-- start Available records --

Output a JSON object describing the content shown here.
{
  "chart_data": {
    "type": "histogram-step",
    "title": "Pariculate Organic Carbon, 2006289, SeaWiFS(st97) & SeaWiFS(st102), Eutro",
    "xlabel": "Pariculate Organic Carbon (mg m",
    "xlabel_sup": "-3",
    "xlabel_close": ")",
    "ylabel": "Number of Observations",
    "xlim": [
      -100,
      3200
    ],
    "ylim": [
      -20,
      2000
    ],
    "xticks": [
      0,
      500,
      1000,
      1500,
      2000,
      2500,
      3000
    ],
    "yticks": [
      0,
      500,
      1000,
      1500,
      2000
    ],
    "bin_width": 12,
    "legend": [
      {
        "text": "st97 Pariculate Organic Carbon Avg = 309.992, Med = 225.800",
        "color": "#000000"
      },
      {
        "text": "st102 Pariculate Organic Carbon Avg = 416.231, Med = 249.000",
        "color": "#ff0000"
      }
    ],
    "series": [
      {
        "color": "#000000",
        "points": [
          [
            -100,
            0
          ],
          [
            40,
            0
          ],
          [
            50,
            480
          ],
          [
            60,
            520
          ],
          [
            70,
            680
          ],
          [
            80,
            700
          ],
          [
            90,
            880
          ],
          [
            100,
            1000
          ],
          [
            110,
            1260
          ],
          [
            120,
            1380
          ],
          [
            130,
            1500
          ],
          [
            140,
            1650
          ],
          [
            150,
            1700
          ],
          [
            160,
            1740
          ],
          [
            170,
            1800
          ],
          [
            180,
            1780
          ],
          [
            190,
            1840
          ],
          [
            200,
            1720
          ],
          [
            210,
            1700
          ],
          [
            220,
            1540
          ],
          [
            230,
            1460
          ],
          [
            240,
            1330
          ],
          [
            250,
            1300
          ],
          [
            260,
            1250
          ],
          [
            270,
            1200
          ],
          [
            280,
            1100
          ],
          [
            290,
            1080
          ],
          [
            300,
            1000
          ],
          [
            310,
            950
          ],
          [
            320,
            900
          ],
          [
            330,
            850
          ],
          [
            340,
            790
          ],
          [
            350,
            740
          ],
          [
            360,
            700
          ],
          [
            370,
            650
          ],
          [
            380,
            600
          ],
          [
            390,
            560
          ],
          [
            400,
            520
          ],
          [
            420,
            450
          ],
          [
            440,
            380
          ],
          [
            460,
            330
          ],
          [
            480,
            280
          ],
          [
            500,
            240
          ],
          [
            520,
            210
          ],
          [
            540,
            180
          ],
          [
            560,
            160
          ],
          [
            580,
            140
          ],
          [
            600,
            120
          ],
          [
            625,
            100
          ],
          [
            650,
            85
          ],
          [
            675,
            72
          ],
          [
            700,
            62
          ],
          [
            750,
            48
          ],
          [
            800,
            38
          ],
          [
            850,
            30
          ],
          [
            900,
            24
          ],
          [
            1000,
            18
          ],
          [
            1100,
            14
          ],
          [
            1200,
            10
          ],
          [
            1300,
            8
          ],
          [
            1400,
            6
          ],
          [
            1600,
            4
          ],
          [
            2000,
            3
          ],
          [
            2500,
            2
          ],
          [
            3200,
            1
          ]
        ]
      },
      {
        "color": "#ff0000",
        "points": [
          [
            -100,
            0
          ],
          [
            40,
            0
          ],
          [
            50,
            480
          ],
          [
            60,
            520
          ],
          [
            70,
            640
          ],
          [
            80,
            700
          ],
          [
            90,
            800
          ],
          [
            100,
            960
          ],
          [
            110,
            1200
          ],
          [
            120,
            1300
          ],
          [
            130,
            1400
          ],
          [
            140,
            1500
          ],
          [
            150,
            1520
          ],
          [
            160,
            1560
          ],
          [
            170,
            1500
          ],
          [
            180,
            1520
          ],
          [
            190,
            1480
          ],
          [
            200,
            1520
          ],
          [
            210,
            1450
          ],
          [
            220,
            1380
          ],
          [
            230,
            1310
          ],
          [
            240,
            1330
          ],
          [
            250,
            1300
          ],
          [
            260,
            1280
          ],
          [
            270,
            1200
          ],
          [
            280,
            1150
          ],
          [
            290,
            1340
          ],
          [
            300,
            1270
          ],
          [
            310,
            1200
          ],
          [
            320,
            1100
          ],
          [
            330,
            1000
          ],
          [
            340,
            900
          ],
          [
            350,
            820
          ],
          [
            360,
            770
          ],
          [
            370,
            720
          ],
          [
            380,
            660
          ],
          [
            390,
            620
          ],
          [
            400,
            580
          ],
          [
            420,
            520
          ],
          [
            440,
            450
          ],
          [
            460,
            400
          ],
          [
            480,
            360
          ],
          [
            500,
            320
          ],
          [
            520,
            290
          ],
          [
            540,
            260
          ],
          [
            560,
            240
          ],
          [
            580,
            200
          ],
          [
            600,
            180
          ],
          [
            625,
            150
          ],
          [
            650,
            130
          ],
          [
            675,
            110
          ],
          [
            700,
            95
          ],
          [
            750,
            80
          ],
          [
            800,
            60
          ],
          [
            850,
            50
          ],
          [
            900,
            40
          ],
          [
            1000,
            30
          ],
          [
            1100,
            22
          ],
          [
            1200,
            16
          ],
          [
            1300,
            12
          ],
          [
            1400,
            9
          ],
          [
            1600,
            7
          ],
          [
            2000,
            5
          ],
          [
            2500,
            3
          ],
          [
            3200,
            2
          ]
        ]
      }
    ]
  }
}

-- end Available records --

_Exercise requirements_. Return all of the entries word for word.

_Final result_.
Output a JSON object describing the content shown here.
{
  "chart_data": {
    "type": "histogram-step",
    "title": "Pariculate Organic Carbon, 2006289, SeaWiFS(st97) & SeaWiFS(st102), Eutro",
    "xlabel": "Pariculate Organic Carbon (mg m",
    "xlabel_sup": "-3",
    "xlabel_close": ")",
    "ylabel": "Number of Observations",
    "xlim": [
      -100,
      3200
    ],
    "ylim": [
      -20,
      2000
    ],
    "xticks": [
      0,
      500,
      1000,
      1500,
      2000,
      2500,
      3000
    ],
    "yticks": [
      0,
      500,
      1000,
      1500,
      2000
    ],
    "bin_width": 12,
    "legend": [
      {
        "text": "st97 Pariculate Organic Carbon Avg = 309.992, Med = 225.800",
        "color": "#000000"
      },
      {
        "text": "st102 Pariculate Organic Carbon Avg = 416.231, Med = 249.000",
        "color": "#ff0000"
      }
    ],
    "series": [
      {
        "color": "#000000",
        "points": [
          [
            -100,
            0
          ],
          [
            40,
            0
          ],
          [
            50,
            480
          ],
          [
            60,
            520
          ],
          [
            70,
            680
          ],
          [
            80,
            700
          ],
          [
            90,
            880
          ],
          [
            100,
            1000
          ],
          [
            110,
            1260
          ],
          [
            120,
            1380
          ],
          [
            130,
            1500
          ],
          [
            140,
            1650
          ],
          [
            150,
            1700
          ],
          [
            160,
            1740
          ],
          [
            170,
            1800
          ],
          [
            180,
            1780
          ],
          [
            190,
            1840
          ],
          [
            200,
            1720
          ],
          [
            210,
            1700
          ],
          [
            220,
            1540
          ],
          [
            230,
            1460
          ],
          [
            240,
            1330
          ],
          [
            250,
            1300
          ],
          [
            260,
            1250
          ],
          [
            270,
            1200
          ],
          [
            280,
            1100
          ],
          [
            290,
            1080
          ],
          [
            300,
            1000
          ],
          [
            310,
            950
          ],
          [
            320,
            900
          ],
          [
            330,
            850
          ],
          [
            340,
            790
          ],
          [
            350,
            740
          ],
          [
            360,
            700
          ],
          [
            370,
            650
          ],
          [
            380,
            600
          ],
          [
            390,
            560
          ],
          [
            400,
            520
          ],
          [
            420,
            450
          ],
          [
            440,
            380
          ],
          [
            460,
            330
          ],
          [
            480,
            280
          ],
          [
            500,
            240
          ],
          [
            520,
            210
          ],
          [
            540,
            180
          ],
          [
            560,
            160
          ],
          [
            580,
            140
          ],
          [
            600,
            120
          ],
          [
            625,
            100
          ],
          [
            650,
            85
          ],
          [
            675,
            72
          ],
          [
            700,
            62
          ],
          [
            750,
            48
          ],
          [
            800,
            38
          ],
          [
            850,
            30
          ],
          [
            900,
            24
          ],
          [
            1000,
            18
          ],
          [
            1100,
            14
          ],
          [
            1200,
            10
          ],
          [
            1300,
            8
          ],
          [
            1400,
            6
          ],
          [
            1600,
            4
          ],
          [
            2000,
            3
          ],
          [
            2500,
            2
          ],
          [
            3200,
            1
          ]
        ]
      },
      {
        "color": "#ff0000",
        "points": [
          [
            -100,
            0
          ],
          [
            40,
            0
          ],
          [
            50,
            480
          ],
          [
            60,
            520
          ],
          [
            70,
            640
          ],
          [
            80,
            700
          ],
          [
            90,
            800
          ],
          [
            100,
            960
          ],
          [
            110,
            1200
          ],
          [
            120,
            1300
          ],
          [
            130,
            1400
          ],
          [
            140,
            1500
          ],
          [
            150,
            1520
          ],
          [
            160,
            1560
          ],
          [
            170,
            1500
          ],
          [
            180,
            1520
          ],
          [
            190,
            1480
          ],
          [
            200,
            1520
          ],
          [
            210,
            1450
          ],
          [
            220,
            1380
          ],
          [
            230,
            1310
          ],
          [
            240,
            1330
          ],
          [
            250,
            1300
          ],
          [
            260,
            1280
          ],
          [
            270,
            1200
          ],
          [
            280,
            1150
          ],
          [
            290,
            1340
          ],
          [
            300,
            1270
          ],
          [
            310,
            1200
          ],
          [
            320,
            1100
          ],
          [
            330,
            1000
          ],
          [
            340,
            900
          ],
          [
            350,
            820
          ],
          [
            360,
            770
          ],
          [
            370,
            720
          ],
          [
            380,
            660
          ],
          [
            390,
            620
          ],
          [
            400,
            580
          ],
          [
            420,
            520
          ],
          [
            440,
            450
          ],
          [
            460,
            400
          ],
          [
            480,
            360
          ],
          [
            500,
            320
          ],
          [
            520,
            290
          ],
          [
            540,
            260
          ],
          [
            560,
            240
          ],
          [
            580,
            200
          ],
          [
            600,
            180
          ],
          [
            625,
            150
          ],
          [
            650,
            130
          ],
          [
            675,
            110
          ],
          [
            700,
            95
          ],
          [
            750,
            80
          ],
          [
            800,
            60
          ],
          [
            850,
            50
          ],
          [
            900,
            40
          ],
          [
            1000,
            30
          ],
          [
            1100,
            22
          ],
          [
            1200,
            16
          ],
          [
            1300,
            12
          ],
          [
            1400,
            9
          ],
          [
            1600,
            7
          ],
          [
            2000,
            5
          ],
          [
            2500,
            3
          ],
          [
            3200,
            2
          ]
        ]
      }
    ]
  }
}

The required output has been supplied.